**REQUIRED WORK**
The expected answer comprises all lines from the entries that contain the string "process".

=== ENTRIES SUPPLIED ===

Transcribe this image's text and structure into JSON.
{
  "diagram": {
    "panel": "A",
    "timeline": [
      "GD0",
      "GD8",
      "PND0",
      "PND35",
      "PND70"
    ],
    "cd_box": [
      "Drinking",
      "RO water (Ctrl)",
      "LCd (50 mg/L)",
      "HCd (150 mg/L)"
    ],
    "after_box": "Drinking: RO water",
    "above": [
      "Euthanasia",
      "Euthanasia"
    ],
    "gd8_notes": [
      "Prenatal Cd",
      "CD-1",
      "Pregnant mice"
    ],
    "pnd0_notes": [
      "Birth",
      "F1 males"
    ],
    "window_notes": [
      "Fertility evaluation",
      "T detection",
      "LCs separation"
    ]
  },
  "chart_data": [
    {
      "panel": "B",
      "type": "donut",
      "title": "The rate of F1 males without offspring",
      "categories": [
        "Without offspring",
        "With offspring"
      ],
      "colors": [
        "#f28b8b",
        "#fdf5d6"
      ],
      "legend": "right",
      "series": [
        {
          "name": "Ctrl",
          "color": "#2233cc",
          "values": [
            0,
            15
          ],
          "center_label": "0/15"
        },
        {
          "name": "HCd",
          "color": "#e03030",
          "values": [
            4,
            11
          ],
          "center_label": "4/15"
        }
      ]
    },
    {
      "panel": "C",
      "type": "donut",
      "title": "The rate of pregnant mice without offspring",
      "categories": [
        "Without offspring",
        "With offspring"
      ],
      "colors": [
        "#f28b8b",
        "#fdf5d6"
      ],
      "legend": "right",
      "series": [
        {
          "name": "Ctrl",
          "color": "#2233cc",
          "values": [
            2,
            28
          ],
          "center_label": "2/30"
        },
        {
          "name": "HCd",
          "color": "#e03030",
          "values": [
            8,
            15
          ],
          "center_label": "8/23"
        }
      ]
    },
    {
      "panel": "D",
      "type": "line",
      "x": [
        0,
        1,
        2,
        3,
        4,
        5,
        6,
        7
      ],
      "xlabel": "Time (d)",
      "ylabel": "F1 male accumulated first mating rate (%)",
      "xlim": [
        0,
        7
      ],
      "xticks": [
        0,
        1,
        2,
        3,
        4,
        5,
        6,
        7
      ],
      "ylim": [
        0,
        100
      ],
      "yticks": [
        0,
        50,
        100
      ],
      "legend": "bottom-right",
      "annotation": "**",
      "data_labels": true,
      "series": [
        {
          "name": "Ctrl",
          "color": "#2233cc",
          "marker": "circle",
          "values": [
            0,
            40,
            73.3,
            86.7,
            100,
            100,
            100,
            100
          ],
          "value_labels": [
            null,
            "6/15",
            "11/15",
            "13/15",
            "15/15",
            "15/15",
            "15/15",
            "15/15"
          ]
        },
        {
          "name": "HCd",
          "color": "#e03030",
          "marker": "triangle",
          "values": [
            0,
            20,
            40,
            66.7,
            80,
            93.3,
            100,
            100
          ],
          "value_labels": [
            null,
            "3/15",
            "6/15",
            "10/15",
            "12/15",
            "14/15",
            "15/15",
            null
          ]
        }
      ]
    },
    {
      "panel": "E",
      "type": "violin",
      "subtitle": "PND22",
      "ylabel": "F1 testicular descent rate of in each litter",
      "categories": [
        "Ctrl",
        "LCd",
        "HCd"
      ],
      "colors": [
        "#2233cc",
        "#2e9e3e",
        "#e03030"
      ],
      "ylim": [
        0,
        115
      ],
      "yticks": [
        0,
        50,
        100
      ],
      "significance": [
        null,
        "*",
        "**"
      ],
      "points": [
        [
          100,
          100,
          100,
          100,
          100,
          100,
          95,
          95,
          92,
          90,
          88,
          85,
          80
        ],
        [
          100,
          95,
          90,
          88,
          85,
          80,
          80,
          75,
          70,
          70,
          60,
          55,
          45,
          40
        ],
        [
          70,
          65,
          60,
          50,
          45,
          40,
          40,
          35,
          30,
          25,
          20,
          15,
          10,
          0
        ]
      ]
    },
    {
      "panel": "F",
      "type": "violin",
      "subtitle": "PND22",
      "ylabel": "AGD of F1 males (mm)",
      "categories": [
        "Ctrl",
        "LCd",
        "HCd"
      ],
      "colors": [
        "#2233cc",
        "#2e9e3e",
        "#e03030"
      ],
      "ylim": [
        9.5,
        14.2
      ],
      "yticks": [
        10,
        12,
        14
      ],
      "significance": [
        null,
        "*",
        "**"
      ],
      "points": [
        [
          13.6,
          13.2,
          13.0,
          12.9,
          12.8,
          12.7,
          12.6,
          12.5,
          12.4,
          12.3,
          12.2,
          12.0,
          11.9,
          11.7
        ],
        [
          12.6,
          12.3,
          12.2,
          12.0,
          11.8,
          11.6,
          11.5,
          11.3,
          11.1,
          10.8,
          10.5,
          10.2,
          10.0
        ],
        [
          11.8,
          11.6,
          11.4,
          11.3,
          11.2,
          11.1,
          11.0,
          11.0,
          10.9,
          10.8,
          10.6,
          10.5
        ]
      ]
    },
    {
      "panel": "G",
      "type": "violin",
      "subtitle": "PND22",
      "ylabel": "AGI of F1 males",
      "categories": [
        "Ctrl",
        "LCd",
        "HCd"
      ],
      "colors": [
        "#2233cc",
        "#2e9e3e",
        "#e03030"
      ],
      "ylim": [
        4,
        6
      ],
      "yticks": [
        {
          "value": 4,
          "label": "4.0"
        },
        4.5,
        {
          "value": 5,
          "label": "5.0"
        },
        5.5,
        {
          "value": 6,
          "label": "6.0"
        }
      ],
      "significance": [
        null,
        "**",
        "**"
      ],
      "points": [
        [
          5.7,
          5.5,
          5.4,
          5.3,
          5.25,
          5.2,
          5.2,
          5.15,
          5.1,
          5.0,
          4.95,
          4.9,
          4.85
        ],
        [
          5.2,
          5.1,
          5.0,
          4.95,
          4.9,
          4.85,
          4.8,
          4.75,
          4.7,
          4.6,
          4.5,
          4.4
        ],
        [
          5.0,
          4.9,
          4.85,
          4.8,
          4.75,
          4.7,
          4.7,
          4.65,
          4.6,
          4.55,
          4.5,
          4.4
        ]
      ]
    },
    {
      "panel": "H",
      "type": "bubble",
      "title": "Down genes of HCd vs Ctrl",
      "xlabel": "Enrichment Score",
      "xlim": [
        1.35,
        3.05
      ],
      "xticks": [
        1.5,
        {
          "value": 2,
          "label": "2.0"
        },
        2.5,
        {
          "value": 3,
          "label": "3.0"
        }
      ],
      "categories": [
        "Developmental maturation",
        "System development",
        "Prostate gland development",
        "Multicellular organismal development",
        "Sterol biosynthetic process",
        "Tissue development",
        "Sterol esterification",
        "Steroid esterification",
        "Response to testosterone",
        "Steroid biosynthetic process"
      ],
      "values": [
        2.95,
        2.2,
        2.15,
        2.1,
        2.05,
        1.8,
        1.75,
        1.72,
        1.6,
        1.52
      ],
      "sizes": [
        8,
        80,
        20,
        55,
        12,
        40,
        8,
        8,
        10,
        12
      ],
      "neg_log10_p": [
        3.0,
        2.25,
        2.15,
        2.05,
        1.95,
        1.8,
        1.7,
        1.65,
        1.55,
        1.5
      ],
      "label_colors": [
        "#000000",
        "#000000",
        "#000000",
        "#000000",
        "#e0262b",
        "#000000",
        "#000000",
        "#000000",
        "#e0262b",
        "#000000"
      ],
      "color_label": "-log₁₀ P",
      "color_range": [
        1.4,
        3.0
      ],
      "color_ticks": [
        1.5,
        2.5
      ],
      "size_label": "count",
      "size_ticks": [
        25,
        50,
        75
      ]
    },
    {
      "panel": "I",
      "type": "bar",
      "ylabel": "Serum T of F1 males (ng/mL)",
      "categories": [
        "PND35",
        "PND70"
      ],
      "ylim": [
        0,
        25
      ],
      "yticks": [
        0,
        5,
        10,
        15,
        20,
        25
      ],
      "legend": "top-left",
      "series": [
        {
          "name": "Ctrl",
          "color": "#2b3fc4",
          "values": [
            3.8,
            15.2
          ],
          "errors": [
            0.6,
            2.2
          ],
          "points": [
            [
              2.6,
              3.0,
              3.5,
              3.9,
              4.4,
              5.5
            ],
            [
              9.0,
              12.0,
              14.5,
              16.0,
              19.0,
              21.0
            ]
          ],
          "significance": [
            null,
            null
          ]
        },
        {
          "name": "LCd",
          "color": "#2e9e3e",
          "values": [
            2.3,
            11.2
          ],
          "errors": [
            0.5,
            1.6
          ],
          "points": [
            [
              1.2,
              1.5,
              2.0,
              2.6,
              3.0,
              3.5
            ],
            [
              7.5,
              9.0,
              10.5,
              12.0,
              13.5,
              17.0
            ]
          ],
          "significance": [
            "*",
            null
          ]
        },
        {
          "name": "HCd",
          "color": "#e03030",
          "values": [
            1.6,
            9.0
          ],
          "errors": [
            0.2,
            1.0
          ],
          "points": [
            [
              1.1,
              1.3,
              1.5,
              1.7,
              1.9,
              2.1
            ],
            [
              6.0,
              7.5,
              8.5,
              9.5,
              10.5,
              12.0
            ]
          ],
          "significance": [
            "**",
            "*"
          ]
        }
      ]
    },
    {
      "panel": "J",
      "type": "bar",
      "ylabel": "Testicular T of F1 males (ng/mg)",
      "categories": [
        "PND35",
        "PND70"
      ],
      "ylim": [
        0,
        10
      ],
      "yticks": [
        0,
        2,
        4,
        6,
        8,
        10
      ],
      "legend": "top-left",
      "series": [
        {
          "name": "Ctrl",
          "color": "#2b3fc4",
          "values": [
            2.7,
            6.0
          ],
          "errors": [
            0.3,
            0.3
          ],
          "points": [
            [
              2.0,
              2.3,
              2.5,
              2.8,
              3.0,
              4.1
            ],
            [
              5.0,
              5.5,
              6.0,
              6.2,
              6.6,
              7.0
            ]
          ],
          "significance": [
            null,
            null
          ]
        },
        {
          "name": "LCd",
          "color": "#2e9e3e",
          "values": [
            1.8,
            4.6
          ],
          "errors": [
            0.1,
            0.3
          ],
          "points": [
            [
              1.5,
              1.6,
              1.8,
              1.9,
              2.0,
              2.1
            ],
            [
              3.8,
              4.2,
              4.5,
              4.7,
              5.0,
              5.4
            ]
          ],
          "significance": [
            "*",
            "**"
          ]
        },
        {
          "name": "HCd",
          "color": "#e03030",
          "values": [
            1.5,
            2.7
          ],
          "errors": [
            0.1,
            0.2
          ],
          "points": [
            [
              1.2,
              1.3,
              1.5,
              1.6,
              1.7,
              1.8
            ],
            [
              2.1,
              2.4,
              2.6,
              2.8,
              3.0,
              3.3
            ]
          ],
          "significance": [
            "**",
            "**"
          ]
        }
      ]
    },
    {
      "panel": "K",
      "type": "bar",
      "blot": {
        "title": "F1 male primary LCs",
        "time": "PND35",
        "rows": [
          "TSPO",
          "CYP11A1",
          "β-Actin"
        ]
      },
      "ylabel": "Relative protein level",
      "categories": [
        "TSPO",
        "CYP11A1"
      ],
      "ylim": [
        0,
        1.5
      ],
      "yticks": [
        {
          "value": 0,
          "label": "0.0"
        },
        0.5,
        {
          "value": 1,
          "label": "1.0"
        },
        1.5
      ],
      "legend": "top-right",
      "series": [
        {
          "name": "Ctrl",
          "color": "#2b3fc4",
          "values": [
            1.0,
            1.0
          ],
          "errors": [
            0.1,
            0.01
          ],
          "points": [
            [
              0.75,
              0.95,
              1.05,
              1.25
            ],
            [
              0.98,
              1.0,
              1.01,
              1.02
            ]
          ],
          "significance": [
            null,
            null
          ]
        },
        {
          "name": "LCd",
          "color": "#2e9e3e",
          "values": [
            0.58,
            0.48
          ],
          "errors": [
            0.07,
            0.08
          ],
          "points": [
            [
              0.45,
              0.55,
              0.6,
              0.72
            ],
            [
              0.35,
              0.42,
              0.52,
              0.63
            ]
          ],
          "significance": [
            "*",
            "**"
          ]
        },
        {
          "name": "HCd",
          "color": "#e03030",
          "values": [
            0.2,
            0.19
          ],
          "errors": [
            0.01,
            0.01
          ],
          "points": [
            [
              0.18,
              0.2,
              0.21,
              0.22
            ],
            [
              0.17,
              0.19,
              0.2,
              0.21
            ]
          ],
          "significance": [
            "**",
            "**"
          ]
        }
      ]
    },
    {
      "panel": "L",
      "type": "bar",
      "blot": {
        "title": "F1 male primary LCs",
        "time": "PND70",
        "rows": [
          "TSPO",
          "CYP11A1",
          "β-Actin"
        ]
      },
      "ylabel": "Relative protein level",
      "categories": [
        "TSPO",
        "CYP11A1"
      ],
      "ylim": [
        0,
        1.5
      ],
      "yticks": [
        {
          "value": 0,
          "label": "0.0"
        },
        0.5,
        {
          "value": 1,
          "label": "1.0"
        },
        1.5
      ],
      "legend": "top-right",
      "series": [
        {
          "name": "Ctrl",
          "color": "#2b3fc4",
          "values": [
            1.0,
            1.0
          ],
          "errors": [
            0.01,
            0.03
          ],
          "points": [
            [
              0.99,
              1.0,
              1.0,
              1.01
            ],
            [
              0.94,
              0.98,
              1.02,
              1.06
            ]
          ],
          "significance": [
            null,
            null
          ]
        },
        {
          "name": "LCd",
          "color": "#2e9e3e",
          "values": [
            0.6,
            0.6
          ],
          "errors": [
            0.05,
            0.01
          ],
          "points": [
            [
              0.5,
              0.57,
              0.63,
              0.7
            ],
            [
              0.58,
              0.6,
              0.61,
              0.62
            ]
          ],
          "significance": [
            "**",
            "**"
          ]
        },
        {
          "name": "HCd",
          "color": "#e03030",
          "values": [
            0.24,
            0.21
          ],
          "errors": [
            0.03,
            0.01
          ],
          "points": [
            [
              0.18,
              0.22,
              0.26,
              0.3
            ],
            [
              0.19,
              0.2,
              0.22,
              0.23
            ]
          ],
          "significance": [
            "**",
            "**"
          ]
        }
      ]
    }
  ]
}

===

**OUTPUT OF THE TASK**
        "Sterol biosynthetic process",
        "Steroid biosynthetic process"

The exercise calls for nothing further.